What you should do —
Extract the whole listing as it stands. Do not include the pictures.

[Excerpts from a figure dataset]
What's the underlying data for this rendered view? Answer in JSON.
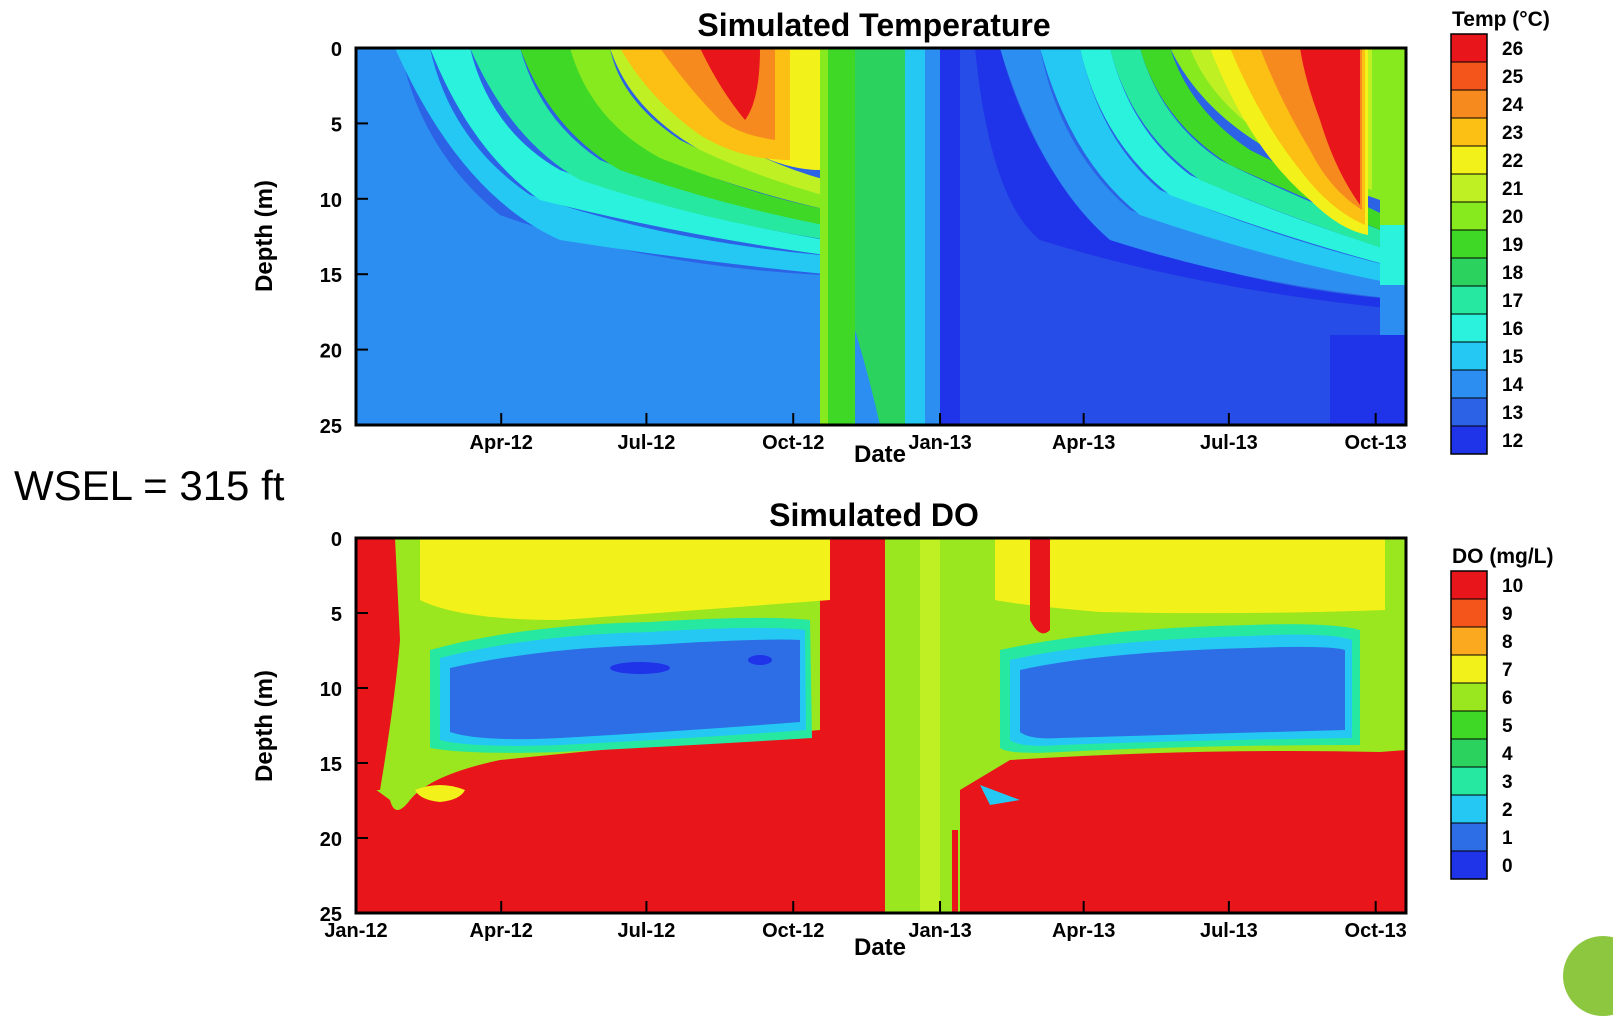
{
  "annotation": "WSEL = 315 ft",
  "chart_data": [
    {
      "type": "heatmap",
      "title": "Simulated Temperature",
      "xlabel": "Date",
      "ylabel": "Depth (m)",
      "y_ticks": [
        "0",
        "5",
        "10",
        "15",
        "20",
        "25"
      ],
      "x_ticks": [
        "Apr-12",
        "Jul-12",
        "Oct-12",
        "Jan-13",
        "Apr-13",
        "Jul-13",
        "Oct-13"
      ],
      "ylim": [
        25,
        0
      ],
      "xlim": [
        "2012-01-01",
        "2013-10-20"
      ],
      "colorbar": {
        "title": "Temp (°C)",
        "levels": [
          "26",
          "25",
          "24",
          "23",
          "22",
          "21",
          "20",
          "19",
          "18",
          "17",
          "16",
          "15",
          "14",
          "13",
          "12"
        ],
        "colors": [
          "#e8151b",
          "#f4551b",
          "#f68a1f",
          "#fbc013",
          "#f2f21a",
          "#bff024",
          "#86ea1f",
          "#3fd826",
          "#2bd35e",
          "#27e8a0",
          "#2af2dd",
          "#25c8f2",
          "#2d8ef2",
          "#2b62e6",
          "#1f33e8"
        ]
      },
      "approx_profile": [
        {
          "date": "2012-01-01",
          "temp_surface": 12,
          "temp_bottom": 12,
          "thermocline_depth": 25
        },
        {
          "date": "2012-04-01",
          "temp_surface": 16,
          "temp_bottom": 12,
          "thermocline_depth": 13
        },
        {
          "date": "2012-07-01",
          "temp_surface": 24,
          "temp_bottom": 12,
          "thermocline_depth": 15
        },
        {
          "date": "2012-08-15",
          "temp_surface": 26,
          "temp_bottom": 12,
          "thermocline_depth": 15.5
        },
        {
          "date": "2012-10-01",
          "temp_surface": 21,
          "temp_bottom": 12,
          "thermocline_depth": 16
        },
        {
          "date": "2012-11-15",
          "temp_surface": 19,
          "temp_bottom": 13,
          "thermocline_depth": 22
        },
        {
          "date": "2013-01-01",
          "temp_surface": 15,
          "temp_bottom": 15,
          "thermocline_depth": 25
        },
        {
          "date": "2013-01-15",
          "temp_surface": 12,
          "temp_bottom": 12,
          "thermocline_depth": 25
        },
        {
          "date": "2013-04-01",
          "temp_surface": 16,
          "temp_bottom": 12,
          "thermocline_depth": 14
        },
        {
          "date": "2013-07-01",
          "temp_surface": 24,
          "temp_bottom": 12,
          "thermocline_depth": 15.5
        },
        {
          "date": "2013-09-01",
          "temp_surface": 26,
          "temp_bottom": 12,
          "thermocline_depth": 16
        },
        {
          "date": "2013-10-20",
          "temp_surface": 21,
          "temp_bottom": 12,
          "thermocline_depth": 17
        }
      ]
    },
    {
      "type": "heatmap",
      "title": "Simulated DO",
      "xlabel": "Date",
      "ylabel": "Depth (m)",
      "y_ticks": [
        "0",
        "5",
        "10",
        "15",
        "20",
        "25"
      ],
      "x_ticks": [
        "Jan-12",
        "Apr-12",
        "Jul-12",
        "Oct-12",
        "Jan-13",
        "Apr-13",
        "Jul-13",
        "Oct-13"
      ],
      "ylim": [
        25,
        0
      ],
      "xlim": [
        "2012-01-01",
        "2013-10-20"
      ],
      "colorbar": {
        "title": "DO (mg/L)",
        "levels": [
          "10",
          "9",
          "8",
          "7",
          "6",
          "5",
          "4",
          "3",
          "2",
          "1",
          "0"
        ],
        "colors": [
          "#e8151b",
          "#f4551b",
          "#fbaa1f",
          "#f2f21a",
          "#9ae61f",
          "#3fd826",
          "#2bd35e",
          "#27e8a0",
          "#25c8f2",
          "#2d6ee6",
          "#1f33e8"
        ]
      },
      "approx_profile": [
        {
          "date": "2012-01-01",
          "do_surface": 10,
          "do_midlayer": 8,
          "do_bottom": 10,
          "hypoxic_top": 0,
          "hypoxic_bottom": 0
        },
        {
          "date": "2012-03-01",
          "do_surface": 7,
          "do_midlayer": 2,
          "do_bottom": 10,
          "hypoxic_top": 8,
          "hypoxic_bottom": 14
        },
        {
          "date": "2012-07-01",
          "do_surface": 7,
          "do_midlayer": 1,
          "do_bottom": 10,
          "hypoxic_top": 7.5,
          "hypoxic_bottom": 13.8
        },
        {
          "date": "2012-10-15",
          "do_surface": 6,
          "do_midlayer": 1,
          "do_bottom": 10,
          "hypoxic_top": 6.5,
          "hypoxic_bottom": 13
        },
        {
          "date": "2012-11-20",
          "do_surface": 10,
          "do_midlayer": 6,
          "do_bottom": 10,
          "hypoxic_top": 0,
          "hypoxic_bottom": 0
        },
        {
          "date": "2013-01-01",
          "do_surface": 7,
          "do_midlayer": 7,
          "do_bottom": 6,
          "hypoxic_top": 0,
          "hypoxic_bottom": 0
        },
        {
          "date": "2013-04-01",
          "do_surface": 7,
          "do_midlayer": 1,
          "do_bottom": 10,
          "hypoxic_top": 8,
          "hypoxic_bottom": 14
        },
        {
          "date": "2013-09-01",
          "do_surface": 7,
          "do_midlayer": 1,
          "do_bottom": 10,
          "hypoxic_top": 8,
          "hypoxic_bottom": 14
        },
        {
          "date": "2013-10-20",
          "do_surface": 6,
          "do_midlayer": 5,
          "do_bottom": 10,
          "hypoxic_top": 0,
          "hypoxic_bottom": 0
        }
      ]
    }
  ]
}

Correct output —
What's the underlying data for this rendered view? Answer in JSON.
{
  "annotation": "WSEL = 315 ft",
  "chart_data": [
    {
      "type": "heatmap",
      "title": "Simulated Temperature",
      "xlabel": "Date",
      "ylabel": "Depth (m)",
      "y_ticks": [
        "0",
        "5",
        "10",
        "15",
        "20",
        "25"
      ],
      "x_ticks": [
        "Apr-12",
        "Jul-12",
        "Oct-12",
        "Jan-13",
        "Apr-13",
        "Jul-13",
        "Oct-13"
      ],
      "ylim": [
        25,
        0
      ],
      "xlim": [
        "2012-01-01",
        "2013-10-20"
      ],
      "colorbar": {
        "title": "Temp (°C)",
        "levels": [
          "26",
          "25",
          "24",
          "23",
          "22",
          "21",
          "20",
          "19",
          "18",
          "17",
          "16",
          "15",
          "14",
          "13",
          "12"
        ],
        "colors": [
          "#e8151b",
          "#f4551b",
          "#f68a1f",
          "#fbc013",
          "#f2f21a",
          "#bff024",
          "#86ea1f",
          "#3fd826",
          "#2bd35e",
          "#27e8a0",
          "#2af2dd",
          "#25c8f2",
          "#2d8ef2",
          "#2b62e6",
          "#1f33e8"
        ]
      },
      "approx_profile": [
        {
          "date": "2012-01-01",
          "temp_surface": 12,
          "temp_bottom": 12,
          "thermocline_depth": 25
        },
        {
          "date": "2012-04-01",
          "temp_surface": 16,
          "temp_bottom": 12,
          "thermocline_depth": 13
        },
        {
          "date": "2012-07-01",
          "temp_surface": 24,
          "temp_bottom": 12,
          "thermocline_depth": 15
        },
        {
          "date": "2012-08-15",
          "temp_surface": 26,
          "temp_bottom": 12,
          "thermocline_depth": 15.5
        },
        {
          "date": "2012-10-01",
          "temp_surface": 21,
          "temp_bottom": 12,
          "thermocline_depth": 16
        },
        {
          "date": "2012-11-15",
          "temp_surface": 19,
          "temp_bottom": 13,
          "thermocline_depth": 22
        },
        {
          "date": "2013-01-01",
          "temp_surface": 15,
          "temp_bottom": 15,
          "thermocline_depth": 25
        },
        {
          "date": "2013-01-15",
          "temp_surface": 12,
          "temp_bottom": 12,
          "thermocline_depth": 25
        },
        {
          "date": "2013-04-01",
          "temp_surface": 16,
          "temp_bottom": 12,
          "thermocline_depth": 14
        },
        {
          "date": "2013-07-01",
          "temp_surface": 24,
          "temp_bottom": 12,
          "thermocline_depth": 15.5
        },
        {
          "date": "2013-09-01",
          "temp_surface": 26,
          "temp_bottom": 12,
          "thermocline_depth": 16
        },
        {
          "date": "2013-10-20",
          "temp_surface": 21,
          "temp_bottom": 12,
          "thermocline_depth": 17
        }
      ]
    },
    {
      "type": "heatmap",
      "title": "Simulated DO",
      "xlabel": "Date",
      "ylabel": "Depth (m)",
      "y_ticks": [
        "0",
        "5",
        "10",
        "15",
        "20",
        "25"
      ],
      "x_ticks": [
        "Jan-12",
        "Apr-12",
        "Jul-12",
        "Oct-12",
        "Jan-13",
        "Apr-13",
        "Jul-13",
        "Oct-13"
      ],
      "ylim": [
        25,
        0
      ],
      "xlim": [
        "2012-01-01",
        "2013-10-20"
      ],
      "colorbar": {
        "title": "DO (mg/L)",
        "levels": [
          "10",
          "9",
          "8",
          "7",
          "6",
          "5",
          "4",
          "3",
          "2",
          "1",
          "0"
        ],
        "colors": [
          "#e8151b",
          "#f4551b",
          "#fbaa1f",
          "#f2f21a",
          "#9ae61f",
          "#3fd826",
          "#2bd35e",
          "#27e8a0",
          "#25c8f2",
          "#2d6ee6",
          "#1f33e8"
        ]
      },
      "approx_profile": [
        {
          "date": "2012-01-01",
          "do_surface": 10,
          "do_midlayer": 8,
          "do_bottom": 10,
          "hypoxic_top": 0,
          "hypoxic_bottom": 0
        },
        {
          "date": "2012-03-01",
          "do_surface": 7,
          "do_midlayer": 2,
          "do_bottom": 10,
          "hypoxic_top": 8,
          "hypoxic_bottom": 14
        },
        {
          "date": "2012-07-01",
          "do_surface": 7,
          "do_midlayer": 1,
          "do_bottom": 10,
          "hypoxic_top": 7.5,
          "hypoxic_bottom": 13.8
        },
        {
          "date": "2012-10-15",
          "do_surface": 6,
          "do_midlayer": 1,
          "do_bottom": 10,
          "hypoxic_top": 6.5,
          "hypoxic_bottom": 13
        },
        {
          "date": "2012-11-20",
          "do_surface": 10,
          "do_midlayer": 6,
          "do_bottom": 10,
          "hypoxic_top": 0,
          "hypoxic_bottom": 0
        },
        {
          "date": "2013-01-01",
          "do_surface": 7,
          "do_midlayer": 7,
          "do_bottom": 6,
          "hypoxic_top": 0,
          "hypoxic_bottom": 0
        },
        {
          "date": "2013-04-01",
          "do_surface": 7,
          "do_midlayer": 1,
          "do_bottom": 10,
          "hypoxic_top": 8,
          "hypoxic_bottom": 14
        },
        {
          "date": "2013-09-01",
          "do_surface": 7,
          "do_midlayer": 1,
          "do_bottom": 10,
          "hypoxic_top": 8,
          "hypoxic_bottom": 14
        },
        {
          "date": "2013-10-20",
          "do_surface": 6,
          "do_midlayer": 5,
          "do_bottom": 10,
          "hypoxic_top": 0,
          "hypoxic_bottom": 0
        }
      ]
    }
  ]
}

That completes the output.